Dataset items
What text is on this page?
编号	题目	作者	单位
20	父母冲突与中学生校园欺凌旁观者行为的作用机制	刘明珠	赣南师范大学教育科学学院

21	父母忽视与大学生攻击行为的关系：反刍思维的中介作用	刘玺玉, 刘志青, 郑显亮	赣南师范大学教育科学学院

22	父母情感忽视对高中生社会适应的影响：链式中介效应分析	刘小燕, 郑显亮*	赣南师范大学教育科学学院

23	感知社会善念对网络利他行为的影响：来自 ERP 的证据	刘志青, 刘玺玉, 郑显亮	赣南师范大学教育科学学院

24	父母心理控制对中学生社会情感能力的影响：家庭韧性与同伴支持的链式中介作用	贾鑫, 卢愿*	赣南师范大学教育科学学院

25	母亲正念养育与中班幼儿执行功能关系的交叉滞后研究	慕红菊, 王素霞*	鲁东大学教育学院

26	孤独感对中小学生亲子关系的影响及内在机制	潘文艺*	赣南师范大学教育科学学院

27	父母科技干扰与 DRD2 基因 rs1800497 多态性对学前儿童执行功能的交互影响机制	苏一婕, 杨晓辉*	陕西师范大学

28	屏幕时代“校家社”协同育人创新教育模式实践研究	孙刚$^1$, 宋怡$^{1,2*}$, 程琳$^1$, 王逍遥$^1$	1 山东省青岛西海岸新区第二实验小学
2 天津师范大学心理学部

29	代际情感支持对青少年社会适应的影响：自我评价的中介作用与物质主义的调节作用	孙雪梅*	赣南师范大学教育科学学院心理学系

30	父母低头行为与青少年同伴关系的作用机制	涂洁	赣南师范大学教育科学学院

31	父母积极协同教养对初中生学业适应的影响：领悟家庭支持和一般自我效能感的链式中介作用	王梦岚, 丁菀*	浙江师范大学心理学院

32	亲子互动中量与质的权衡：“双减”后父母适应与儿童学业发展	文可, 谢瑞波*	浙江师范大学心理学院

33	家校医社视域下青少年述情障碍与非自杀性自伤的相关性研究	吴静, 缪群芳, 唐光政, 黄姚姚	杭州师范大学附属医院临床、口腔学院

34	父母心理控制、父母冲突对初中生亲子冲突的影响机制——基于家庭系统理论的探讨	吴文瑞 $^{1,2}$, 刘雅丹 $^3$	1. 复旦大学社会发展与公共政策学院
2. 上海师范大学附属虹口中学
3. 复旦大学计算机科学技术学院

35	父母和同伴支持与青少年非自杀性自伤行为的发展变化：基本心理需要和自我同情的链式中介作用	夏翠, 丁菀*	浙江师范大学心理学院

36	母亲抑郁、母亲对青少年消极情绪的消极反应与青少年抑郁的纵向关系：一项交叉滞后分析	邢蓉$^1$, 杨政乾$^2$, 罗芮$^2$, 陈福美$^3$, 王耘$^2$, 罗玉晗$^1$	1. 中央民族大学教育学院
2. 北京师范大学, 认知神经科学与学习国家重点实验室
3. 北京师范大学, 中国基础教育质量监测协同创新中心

Written instruction: Each record above should be restated word for word.

The response:
What text is on this page?
编号	题目	作者	单位
20	父母冲突与中学生校园欺凌旁观者行为的作用机制	刘明珠	赣南师范大学教育科学学院

21	父母忽视与大学生攻击行为的关系：反刍思维的中介作用	刘玺玉, 刘志青, 郑显亮	赣南师范大学教育科学学院

22	父母情感忽视对高中生社会适应的影响：链式中介效应分析	刘小燕, 郑显亮*	赣南师范大学教育科学学院

23	感知社会善念对网络利他行为的影响：来自 ERP 的证据	刘志青, 刘玺玉, 郑显亮	赣南师范大学教育科学学院

24	父母心理控制对中学生社会情感能力的影响：家庭韧性与同伴支持的链式中介作用	贾鑫, 卢愿*	赣南师范大学教育科学学院

25	母亲正念养育与中班幼儿执行功能关系的交叉滞后研究	慕红菊, 王素霞*	鲁东大学教育学院

26	孤独感对中小学生亲子关系的影响及内在机制	潘文艺*	赣南师范大学教育科学学院

27	父母科技干扰与 DRD2 基因 rs1800497 多态性对学前儿童执行功能的交互影响机制	苏一婕, 杨晓辉*	陕西师范大学

28	屏幕时代“校家社”协同育人创新教育模式实践研究	孙刚$^1$, 宋怡$^{1,2*}$, 程琳$^1$, 王逍遥$^1$	1 山东省青岛西海岸新区第二实验小学
2 天津师范大学心理学部

29	代际情感支持对青少年社会适应的影响：自我评价的中介作用与物质主义的调节作用	孙雪梅*	赣南师范大学教育科学学院心理学系

30	父母低头行为与青少年同伴关系的作用机制	涂洁	赣南师范大学教育科学学院

31	父母积极协同教养对初中生学业适应的影响：领悟家庭支持和一般自我效能感的链式中介作用	王梦岚, 丁菀*	浙江师范大学心理学院

32	亲子互动中量与质的权衡：“双减”后父母适应与儿童学业发展	文可, 谢瑞波*	浙江师范大学心理学院

33	家校医社视域下青少年述情障碍与非自杀性自伤的相关性研究	吴静, 缪群芳, 唐光政, 黄姚姚	杭州师范大学附属医院临床、口腔学院

34	父母心理控制、父母冲突对初中生亲子冲突的影响机制——基于家庭系统理论的探讨	吴文瑞 $^{1,2}$, 刘雅丹 $^3$	1. 复旦大学社会发展与公共政策学院
2. 上海师范大学附属虹口中学
3. 复旦大学计算机科学技术学院

35	父母和同伴支持与青少年非自杀性自伤行为的发展变化：基本心理需要和自我同情的链式中介作用	夏翠, 丁菀*	浙江师范大学心理学院

36	母亲抑郁、母亲对青少年消极情绪的消极反应与青少年抑郁的纵向关系：一项交叉滞后分析	邢蓉$^1$, 杨政乾$^2$, 罗芮$^2$, 陈福美$^3$, 王耘$^2$, 罗玉晗$^1$	1. 中央民族大学教育学院
2. 北京师范大学, 认知神经科学与学习国家重点实验室
3. 北京师范大学, 中国基础教育质量监测协同创新中心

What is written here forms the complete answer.